**JOB**
Leave the pictures out. Return all other data exactly.

**MATERIAL PROVIDED**
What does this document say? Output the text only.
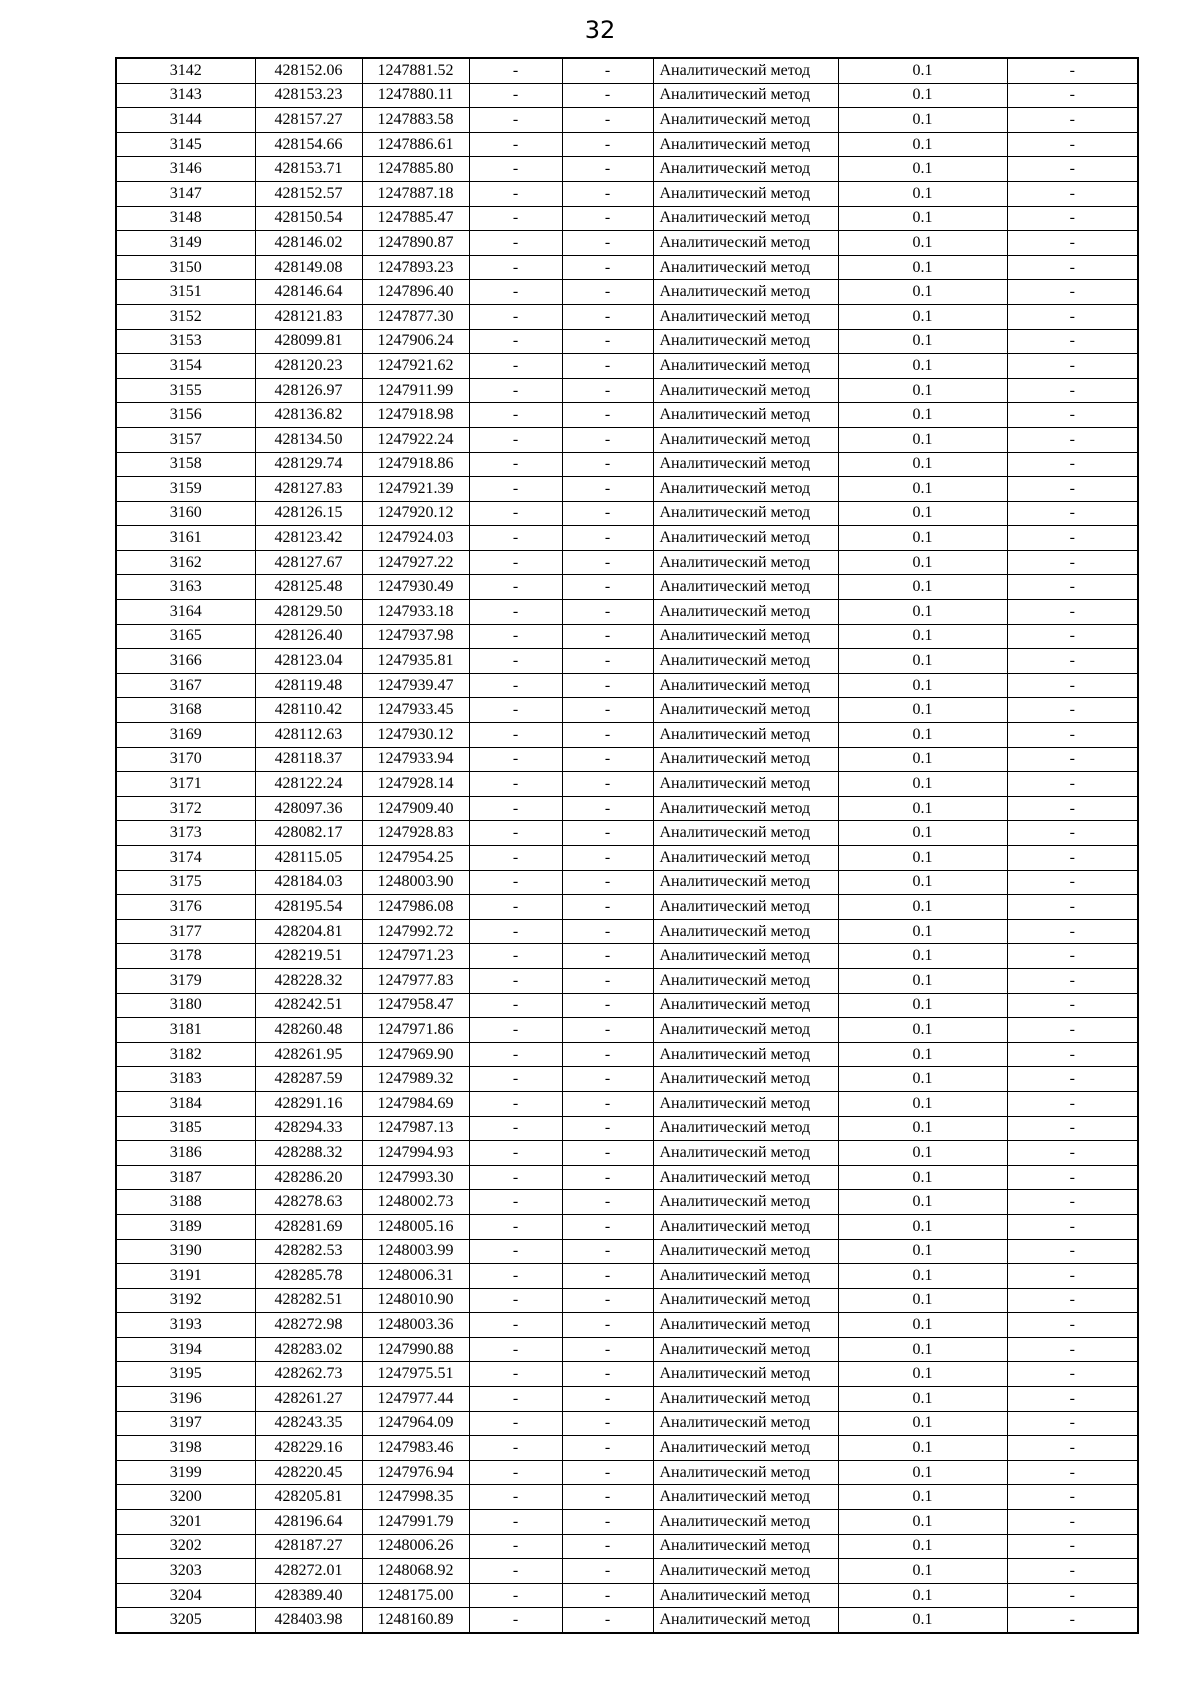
32
3142	428152.06	1247881.52	-	-	Аналитический метод	0.1	-
3143	428153.23	1247880.11	-	-	Аналитический метод	0.1	-
3144	428157.27	1247883.58	-	-	Аналитический метод	0.1	-
3145	428154.66	1247886.61	-	-	Аналитический метод	0.1	-
3146	428153.71	1247885.80	-	-	Аналитический метод	0.1	-
3147	428152.57	1247887.18	-	-	Аналитический метод	0.1	-
3148	428150.54	1247885.47	-	-	Аналитический метод	0.1	-
3149	428146.02	1247890.87	-	-	Аналитический метод	0.1	-
3150	428149.08	1247893.23	-	-	Аналитический метод	0.1	-
3151	428146.64	1247896.40	-	-	Аналитический метод	0.1	-
3152	428121.83	1247877.30	-	-	Аналитический метод	0.1	-
3153	428099.81	1247906.24	-	-	Аналитический метод	0.1	-
3154	428120.23	1247921.62	-	-	Аналитический метод	0.1	-
3155	428126.97	1247911.99	-	-	Аналитический метод	0.1	-
3156	428136.82	1247918.98	-	-	Аналитический метод	0.1	-
3157	428134.50	1247922.24	-	-	Аналитический метод	0.1	-
3158	428129.74	1247918.86	-	-	Аналитический метод	0.1	-
3159	428127.83	1247921.39	-	-	Аналитический метод	0.1	-
3160	428126.15	1247920.12	-	-	Аналитический метод	0.1	-
3161	428123.42	1247924.03	-	-	Аналитический метод	0.1	-
3162	428127.67	1247927.22	-	-	Аналитический метод	0.1	-
3163	428125.48	1247930.49	-	-	Аналитический метод	0.1	-
3164	428129.50	1247933.18	-	-	Аналитический метод	0.1	-
3165	428126.40	1247937.98	-	-	Аналитический метод	0.1	-
3166	428123.04	1247935.81	-	-	Аналитический метод	0.1	-
3167	428119.48	1247939.47	-	-	Аналитический метод	0.1	-
3168	428110.42	1247933.45	-	-	Аналитический метод	0.1	-
3169	428112.63	1247930.12	-	-	Аналитический метод	0.1	-
3170	428118.37	1247933.94	-	-	Аналитический метод	0.1	-
3171	428122.24	1247928.14	-	-	Аналитический метод	0.1	-
3172	428097.36	1247909.40	-	-	Аналитический метод	0.1	-
3173	428082.17	1247928.83	-	-	Аналитический метод	0.1	-
3174	428115.05	1247954.25	-	-	Аналитический метод	0.1	-
3175	428184.03	1248003.90	-	-	Аналитический метод	0.1	-
3176	428195.54	1247986.08	-	-	Аналитический метод	0.1	-
3177	428204.81	1247992.72	-	-	Аналитический метод	0.1	-
3178	428219.51	1247971.23	-	-	Аналитический метод	0.1	-
3179	428228.32	1247977.83	-	-	Аналитический метод	0.1	-
3180	428242.51	1247958.47	-	-	Аналитический метод	0.1	-
3181	428260.48	1247971.86	-	-	Аналитический метод	0.1	-
3182	428261.95	1247969.90	-	-	Аналитический метод	0.1	-
3183	428287.59	1247989.32	-	-	Аналитический метод	0.1	-
3184	428291.16	1247984.69	-	-	Аналитический метод	0.1	-
3185	428294.33	1247987.13	-	-	Аналитический метод	0.1	-
3186	428288.32	1247994.93	-	-	Аналитический метод	0.1	-
3187	428286.20	1247993.30	-	-	Аналитический метод	0.1	-
3188	428278.63	1248002.73	-	-	Аналитический метод	0.1	-
3189	428281.69	1248005.16	-	-	Аналитический метод	0.1	-
3190	428282.53	1248003.99	-	-	Аналитический метод	0.1	-
3191	428285.78	1248006.31	-	-	Аналитический метод	0.1	-
3192	428282.51	1248010.90	-	-	Аналитический метод	0.1	-
3193	428272.98	1248003.36	-	-	Аналитический метод	0.1	-
3194	428283.02	1247990.88	-	-	Аналитический метод	0.1	-
3195	428262.73	1247975.51	-	-	Аналитический метод	0.1	-
3196	428261.27	1247977.44	-	-	Аналитический метод	0.1	-
3197	428243.35	1247964.09	-	-	Аналитический метод	0.1	-
3198	428229.16	1247983.46	-	-	Аналитический метод	0.1	-
3199	428220.45	1247976.94	-	-	Аналитический метод	0.1	-
3200	428205.81	1247998.35	-	-	Аналитический метод	0.1	-
3201	428196.64	1247991.79	-	-	Аналитический метод	0.1	-
3202	428187.27	1248006.26	-	-	Аналитический метод	0.1	-
3203	428272.01	1248068.92	-	-	Аналитический метод	0.1	-
3204	428389.40	1248175.00	-	-	Аналитический метод	0.1	-
3205	428403.98	1248160.89	-	-	Аналитический метод	0.1	-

**FULL RESPONSE**
What does this document say? Output the text only.
32
3142	428152.06	1247881.52	-	-	Аналитический метод	0.1	-
3143	428153.23	1247880.11	-	-	Аналитический метод	0.1	-
3144	428157.27	1247883.58	-	-	Аналитический метод	0.1	-
3145	428154.66	1247886.61	-	-	Аналитический метод	0.1	-
3146	428153.71	1247885.80	-	-	Аналитический метод	0.1	-
3147	428152.57	1247887.18	-	-	Аналитический метод	0.1	-
3148	428150.54	1247885.47	-	-	Аналитический метод	0.1	-
3149	428146.02	1247890.87	-	-	Аналитический метод	0.1	-
3150	428149.08	1247893.23	-	-	Аналитический метод	0.1	-
3151	428146.64	1247896.40	-	-	Аналитический метод	0.1	-
3152	428121.83	1247877.30	-	-	Аналитический метод	0.1	-
3153	428099.81	1247906.24	-	-	Аналитический метод	0.1	-
3154	428120.23	1247921.62	-	-	Аналитический метод	0.1	-
3155	428126.97	1247911.99	-	-	Аналитический метод	0.1	-
3156	428136.82	1247918.98	-	-	Аналитический метод	0.1	-
3157	428134.50	1247922.24	-	-	Аналитический метод	0.1	-
3158	428129.74	1247918.86	-	-	Аналитический метод	0.1	-
3159	428127.83	1247921.39	-	-	Аналитический метод	0.1	-
3160	428126.15	1247920.12	-	-	Аналитический метод	0.1	-
3161	428123.42	1247924.03	-	-	Аналитический метод	0.1	-
3162	428127.67	1247927.22	-	-	Аналитический метод	0.1	-
3163	428125.48	1247930.49	-	-	Аналитический метод	0.1	-
3164	428129.50	1247933.18	-	-	Аналитический метод	0.1	-
3165	428126.40	1247937.98	-	-	Аналитический метод	0.1	-
3166	428123.04	1247935.81	-	-	Аналитический метод	0.1	-
3167	428119.48	1247939.47	-	-	Аналитический метод	0.1	-
3168	428110.42	1247933.45	-	-	Аналитический метод	0.1	-
3169	428112.63	1247930.12	-	-	Аналитический метод	0.1	-
3170	428118.37	1247933.94	-	-	Аналитический метод	0.1	-
3171	428122.24	1247928.14	-	-	Аналитический метод	0.1	-
3172	428097.36	1247909.40	-	-	Аналитический метод	0.1	-
3173	428082.17	1247928.83	-	-	Аналитический метод	0.1	-
3174	428115.05	1247954.25	-	-	Аналитический метод	0.1	-
3175	428184.03	1248003.90	-	-	Аналитический метод	0.1	-
3176	428195.54	1247986.08	-	-	Аналитический метод	0.1	-
3177	428204.81	1247992.72	-	-	Аналитический метод	0.1	-
3178	428219.51	1247971.23	-	-	Аналитический метод	0.1	-
3179	428228.32	1247977.83	-	-	Аналитический метод	0.1	-
3180	428242.51	1247958.47	-	-	Аналитический метод	0.1	-
3181	428260.48	1247971.86	-	-	Аналитический метод	0.1	-
3182	428261.95	1247969.90	-	-	Аналитический метод	0.1	-
3183	428287.59	1247989.32	-	-	Аналитический метод	0.1	-
3184	428291.16	1247984.69	-	-	Аналитический метод	0.1	-
3185	428294.33	1247987.13	-	-	Аналитический метод	0.1	-
3186	428288.32	1247994.93	-	-	Аналитический метод	0.1	-
3187	428286.20	1247993.30	-	-	Аналитический метод	0.1	-
3188	428278.63	1248002.73	-	-	Аналитический метод	0.1	-
3189	428281.69	1248005.16	-	-	Аналитический метод	0.1	-
3190	428282.53	1248003.99	-	-	Аналитический метод	0.1	-
3191	428285.78	1248006.31	-	-	Аналитический метод	0.1	-
3192	428282.51	1248010.90	-	-	Аналитический метод	0.1	-
3193	428272.98	1248003.36	-	-	Аналитический метод	0.1	-
3194	428283.02	1247990.88	-	-	Аналитический метод	0.1	-
3195	428262.73	1247975.51	-	-	Аналитический метод	0.1	-
3196	428261.27	1247977.44	-	-	Аналитический метод	0.1	-
3197	428243.35	1247964.09	-	-	Аналитический метод	0.1	-
3198	428229.16	1247983.46	-	-	Аналитический метод	0.1	-
3199	428220.45	1247976.94	-	-	Аналитический метод	0.1	-
3200	428205.81	1247998.35	-	-	Аналитический метод	0.1	-
3201	428196.64	1247991.79	-	-	Аналитический метод	0.1	-
3202	428187.27	1248006.26	-	-	Аналитический метод	0.1	-
3203	428272.01	1248068.92	-	-	Аналитический метод	0.1	-
3204	428389.40	1248175.00	-	-	Аналитический метод	0.1	-
3205	428403.98	1248160.89	-	-	Аналитический метод	0.1	-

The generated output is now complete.